Dataset entries
- - - - - - -

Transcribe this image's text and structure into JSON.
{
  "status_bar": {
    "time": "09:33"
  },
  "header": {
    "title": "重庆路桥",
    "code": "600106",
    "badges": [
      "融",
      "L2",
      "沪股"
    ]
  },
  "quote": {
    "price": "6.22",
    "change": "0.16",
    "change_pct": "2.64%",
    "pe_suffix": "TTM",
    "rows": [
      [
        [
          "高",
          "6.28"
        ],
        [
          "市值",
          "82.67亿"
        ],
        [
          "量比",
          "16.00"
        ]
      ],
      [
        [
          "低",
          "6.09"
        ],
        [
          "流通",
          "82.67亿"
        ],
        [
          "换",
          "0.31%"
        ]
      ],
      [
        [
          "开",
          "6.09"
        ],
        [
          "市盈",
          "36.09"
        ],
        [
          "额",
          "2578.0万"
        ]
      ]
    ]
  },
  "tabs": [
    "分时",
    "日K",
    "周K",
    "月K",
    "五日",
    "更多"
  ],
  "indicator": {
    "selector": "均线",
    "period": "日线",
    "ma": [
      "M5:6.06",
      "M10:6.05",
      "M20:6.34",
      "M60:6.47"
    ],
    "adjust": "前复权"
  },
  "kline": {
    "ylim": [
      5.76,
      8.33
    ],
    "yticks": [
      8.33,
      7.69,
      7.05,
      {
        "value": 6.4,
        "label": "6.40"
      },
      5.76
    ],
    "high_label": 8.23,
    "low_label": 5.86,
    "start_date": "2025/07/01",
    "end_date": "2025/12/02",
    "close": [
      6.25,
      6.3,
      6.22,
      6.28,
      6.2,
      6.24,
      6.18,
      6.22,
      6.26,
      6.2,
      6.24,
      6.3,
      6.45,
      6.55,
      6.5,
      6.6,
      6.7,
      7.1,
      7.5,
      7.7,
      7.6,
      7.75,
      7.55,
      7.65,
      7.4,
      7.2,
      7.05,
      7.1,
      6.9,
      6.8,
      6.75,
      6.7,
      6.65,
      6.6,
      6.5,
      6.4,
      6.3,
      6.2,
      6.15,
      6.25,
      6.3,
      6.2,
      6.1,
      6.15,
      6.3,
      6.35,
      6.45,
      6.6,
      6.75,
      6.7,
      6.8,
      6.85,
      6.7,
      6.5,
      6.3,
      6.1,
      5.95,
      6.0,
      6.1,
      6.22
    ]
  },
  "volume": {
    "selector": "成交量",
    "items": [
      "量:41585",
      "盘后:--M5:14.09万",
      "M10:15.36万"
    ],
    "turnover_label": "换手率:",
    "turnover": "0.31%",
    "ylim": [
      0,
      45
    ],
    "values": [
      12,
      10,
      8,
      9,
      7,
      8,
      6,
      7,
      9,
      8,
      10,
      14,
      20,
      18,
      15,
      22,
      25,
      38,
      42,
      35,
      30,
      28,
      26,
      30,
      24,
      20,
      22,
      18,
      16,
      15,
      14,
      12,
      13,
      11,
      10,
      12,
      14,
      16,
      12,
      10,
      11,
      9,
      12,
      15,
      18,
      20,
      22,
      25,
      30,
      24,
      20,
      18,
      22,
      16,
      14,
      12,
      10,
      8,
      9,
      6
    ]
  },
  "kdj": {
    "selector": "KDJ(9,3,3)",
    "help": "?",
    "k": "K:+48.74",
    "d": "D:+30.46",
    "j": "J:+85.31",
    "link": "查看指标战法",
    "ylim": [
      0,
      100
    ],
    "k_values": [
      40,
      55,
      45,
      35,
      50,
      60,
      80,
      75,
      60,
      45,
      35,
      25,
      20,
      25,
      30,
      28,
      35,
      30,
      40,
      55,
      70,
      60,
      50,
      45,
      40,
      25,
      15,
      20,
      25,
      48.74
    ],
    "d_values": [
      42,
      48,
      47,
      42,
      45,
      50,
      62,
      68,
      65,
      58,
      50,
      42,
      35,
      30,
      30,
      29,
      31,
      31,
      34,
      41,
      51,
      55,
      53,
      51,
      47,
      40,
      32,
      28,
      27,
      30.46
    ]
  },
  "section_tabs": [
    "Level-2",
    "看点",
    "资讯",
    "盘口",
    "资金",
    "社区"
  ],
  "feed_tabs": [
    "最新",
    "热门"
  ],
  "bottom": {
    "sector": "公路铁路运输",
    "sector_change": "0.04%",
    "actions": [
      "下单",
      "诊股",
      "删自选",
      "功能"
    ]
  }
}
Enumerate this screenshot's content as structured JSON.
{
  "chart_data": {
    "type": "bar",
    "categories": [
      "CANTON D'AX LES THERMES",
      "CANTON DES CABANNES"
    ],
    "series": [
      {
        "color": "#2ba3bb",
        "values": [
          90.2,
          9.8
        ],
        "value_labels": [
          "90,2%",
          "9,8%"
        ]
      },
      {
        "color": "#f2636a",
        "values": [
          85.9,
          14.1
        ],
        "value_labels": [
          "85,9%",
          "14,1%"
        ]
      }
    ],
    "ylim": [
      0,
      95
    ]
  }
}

- - - - - - -

◆ YOUR OBJECTIVE:
Only the lines from the one with "Enumerate this screenshot's" through the end of the material are wanted; copy them exactly, both ends included.

◆ COMPLETE OUTPUT:
Enumerate this screenshot's content as structured JSON.
{
  "chart_data": {
    "type": "bar",
    "categories": [
      "CANTON D'AX LES THERMES",
      "CANTON DES CABANNES"
    ],
    "series": [
      {
        "color": "#2ba3bb",
        "values": [
          90.2,
          9.8
        ],
        "value_labels": [
          "90,2%",
          "9,8%"
        ]
      },
      {
        "color": "#f2636a",
        "values": [
          85.9,
          14.1
        ],
        "value_labels": [
          "85,9%",
          "14,1%"
        ]
      }
    ],
    "ylim": [
      0,
      95
    ]
  }
}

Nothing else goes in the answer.